## PROBLEM DESCRIPTION
In the material below, list every line carrying the string "that".

---------- MATERIAL TO PROCESS

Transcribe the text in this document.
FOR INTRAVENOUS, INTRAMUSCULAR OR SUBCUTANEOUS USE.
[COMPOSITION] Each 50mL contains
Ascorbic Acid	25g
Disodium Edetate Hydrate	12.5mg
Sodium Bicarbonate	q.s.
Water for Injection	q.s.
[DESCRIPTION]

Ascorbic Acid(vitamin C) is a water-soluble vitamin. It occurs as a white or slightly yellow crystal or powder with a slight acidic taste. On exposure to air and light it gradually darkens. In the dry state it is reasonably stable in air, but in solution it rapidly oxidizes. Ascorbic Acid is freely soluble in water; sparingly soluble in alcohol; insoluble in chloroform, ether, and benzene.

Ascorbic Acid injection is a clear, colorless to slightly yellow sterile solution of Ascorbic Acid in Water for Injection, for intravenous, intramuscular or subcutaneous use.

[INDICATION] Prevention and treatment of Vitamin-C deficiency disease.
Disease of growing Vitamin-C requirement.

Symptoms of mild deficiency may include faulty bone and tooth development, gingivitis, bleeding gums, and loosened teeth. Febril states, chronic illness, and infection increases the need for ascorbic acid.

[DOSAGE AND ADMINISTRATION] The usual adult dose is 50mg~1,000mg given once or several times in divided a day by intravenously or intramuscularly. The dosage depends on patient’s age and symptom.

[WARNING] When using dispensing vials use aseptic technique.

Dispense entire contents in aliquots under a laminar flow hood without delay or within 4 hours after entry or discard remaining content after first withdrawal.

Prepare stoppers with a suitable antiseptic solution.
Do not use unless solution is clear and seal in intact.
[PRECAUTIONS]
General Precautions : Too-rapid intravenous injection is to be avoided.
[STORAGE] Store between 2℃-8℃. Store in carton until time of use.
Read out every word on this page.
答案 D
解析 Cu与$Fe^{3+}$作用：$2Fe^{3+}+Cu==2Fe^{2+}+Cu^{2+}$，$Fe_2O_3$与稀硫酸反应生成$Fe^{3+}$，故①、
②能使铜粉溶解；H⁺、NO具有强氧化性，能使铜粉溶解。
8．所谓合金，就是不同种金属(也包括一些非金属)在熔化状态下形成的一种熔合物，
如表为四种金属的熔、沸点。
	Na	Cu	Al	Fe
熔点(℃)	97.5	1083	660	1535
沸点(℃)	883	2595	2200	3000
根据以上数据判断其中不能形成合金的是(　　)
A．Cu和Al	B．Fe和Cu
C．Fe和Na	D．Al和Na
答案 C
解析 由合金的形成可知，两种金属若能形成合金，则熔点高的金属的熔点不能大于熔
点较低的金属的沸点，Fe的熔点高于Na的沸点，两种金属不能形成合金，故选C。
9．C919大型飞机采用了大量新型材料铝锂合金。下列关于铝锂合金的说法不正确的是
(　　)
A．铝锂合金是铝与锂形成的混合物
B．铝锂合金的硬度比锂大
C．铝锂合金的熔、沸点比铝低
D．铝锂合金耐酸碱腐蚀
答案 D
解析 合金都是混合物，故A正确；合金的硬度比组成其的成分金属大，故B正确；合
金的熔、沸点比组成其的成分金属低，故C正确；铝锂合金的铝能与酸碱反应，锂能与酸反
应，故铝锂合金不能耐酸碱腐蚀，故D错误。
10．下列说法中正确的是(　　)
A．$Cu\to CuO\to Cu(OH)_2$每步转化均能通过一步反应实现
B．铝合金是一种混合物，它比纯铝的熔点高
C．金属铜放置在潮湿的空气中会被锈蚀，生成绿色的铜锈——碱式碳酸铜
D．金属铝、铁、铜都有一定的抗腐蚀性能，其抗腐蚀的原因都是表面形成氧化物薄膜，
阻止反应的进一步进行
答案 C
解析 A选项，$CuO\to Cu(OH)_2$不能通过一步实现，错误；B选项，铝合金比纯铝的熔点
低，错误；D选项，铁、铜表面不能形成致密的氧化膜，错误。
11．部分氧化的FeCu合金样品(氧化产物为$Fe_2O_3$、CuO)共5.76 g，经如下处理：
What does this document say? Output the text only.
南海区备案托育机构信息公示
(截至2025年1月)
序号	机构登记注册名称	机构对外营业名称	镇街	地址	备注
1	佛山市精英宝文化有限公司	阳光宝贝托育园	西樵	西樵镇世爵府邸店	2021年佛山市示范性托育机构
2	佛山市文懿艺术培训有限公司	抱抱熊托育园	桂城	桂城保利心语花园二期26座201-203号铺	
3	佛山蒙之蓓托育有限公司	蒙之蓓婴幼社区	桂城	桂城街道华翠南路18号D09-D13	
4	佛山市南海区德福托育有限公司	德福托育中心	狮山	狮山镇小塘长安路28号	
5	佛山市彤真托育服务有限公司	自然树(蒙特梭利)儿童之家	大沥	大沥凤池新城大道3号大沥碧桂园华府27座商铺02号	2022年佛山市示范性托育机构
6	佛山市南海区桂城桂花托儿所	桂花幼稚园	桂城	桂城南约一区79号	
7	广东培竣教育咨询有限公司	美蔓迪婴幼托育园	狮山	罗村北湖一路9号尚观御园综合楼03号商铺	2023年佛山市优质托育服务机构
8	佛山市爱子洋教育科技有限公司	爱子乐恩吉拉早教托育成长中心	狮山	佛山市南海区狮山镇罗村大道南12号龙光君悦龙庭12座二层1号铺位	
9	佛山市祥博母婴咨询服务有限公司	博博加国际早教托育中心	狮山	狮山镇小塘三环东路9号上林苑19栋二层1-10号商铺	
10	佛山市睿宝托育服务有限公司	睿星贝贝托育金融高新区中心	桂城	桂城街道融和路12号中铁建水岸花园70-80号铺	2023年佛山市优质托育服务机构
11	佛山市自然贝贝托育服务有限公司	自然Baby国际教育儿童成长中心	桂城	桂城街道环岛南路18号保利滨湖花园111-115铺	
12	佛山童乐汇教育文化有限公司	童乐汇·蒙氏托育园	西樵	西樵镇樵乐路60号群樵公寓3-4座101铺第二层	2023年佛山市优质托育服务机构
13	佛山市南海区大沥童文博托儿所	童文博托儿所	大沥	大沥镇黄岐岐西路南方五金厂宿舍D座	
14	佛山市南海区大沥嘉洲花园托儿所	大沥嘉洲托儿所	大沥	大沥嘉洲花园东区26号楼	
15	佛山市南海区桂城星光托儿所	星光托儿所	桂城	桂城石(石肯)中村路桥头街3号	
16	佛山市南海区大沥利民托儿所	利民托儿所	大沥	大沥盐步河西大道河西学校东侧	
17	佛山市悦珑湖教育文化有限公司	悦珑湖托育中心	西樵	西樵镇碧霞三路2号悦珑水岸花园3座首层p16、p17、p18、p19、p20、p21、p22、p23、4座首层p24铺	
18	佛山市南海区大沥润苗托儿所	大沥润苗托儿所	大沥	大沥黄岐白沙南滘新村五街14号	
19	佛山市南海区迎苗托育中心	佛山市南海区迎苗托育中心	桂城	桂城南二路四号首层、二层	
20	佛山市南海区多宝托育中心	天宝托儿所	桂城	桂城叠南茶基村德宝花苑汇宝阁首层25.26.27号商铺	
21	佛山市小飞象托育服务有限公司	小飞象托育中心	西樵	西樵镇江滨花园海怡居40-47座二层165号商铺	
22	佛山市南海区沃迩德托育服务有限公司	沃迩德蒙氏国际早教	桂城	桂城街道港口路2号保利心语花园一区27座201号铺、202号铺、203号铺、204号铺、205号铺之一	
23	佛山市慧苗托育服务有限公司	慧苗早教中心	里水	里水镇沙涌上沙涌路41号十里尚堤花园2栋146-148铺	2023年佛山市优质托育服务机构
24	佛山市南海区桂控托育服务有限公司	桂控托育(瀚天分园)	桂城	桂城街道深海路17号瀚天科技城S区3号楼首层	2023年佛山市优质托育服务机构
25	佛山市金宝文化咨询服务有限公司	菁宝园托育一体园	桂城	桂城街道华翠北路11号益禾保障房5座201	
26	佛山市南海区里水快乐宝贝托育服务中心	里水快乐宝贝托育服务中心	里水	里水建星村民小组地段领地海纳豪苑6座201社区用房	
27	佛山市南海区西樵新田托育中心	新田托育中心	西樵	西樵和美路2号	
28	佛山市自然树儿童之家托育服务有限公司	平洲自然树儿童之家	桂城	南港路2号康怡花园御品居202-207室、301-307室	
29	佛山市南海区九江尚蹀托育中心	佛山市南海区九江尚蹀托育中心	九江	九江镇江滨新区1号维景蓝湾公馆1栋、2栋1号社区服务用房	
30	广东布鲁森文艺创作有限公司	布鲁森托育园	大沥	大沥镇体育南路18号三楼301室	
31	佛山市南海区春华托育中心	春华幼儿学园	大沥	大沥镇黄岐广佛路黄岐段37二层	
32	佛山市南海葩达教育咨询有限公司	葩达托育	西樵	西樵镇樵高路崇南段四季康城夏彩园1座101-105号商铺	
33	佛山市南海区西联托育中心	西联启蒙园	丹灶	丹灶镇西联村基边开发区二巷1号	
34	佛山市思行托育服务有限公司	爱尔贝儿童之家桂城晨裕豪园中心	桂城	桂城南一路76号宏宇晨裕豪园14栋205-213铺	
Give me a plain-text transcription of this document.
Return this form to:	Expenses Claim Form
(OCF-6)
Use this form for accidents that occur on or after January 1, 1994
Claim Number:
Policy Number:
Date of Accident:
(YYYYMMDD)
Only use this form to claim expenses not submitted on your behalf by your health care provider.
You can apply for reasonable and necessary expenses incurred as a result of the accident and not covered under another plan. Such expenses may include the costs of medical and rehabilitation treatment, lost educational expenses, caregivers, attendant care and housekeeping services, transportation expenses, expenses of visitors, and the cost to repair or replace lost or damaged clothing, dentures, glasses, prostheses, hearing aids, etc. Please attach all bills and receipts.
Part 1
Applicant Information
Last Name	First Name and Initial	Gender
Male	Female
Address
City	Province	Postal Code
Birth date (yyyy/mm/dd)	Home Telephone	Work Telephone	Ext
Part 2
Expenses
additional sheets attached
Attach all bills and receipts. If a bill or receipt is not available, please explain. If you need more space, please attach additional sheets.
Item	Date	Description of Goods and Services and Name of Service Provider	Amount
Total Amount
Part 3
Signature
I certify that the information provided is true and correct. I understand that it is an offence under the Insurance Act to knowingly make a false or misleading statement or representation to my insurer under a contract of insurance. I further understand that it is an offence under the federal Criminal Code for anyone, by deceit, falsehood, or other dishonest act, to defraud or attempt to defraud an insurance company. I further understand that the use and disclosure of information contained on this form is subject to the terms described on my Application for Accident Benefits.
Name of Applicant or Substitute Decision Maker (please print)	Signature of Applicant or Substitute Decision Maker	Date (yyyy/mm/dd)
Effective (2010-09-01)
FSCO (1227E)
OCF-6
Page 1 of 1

--------------------

## TASK RESULT
Use this form for accidents that occur on or after January 1, 1994
I certify that the information provided is true and correct. I understand that it is an offence under the Insurance Act to knowingly make a false or misleading statement or representation to my insurer under a contract of insurance. I further understand that it is an offence under the federal Criminal Code for anyone, by deceit, falsehood, or other dishonest act, to defraud or attempt to defraud an insurance company. I further understand that the use and disclosure of information contained on this form is subject to the terms described on my Application for Accident Benefits.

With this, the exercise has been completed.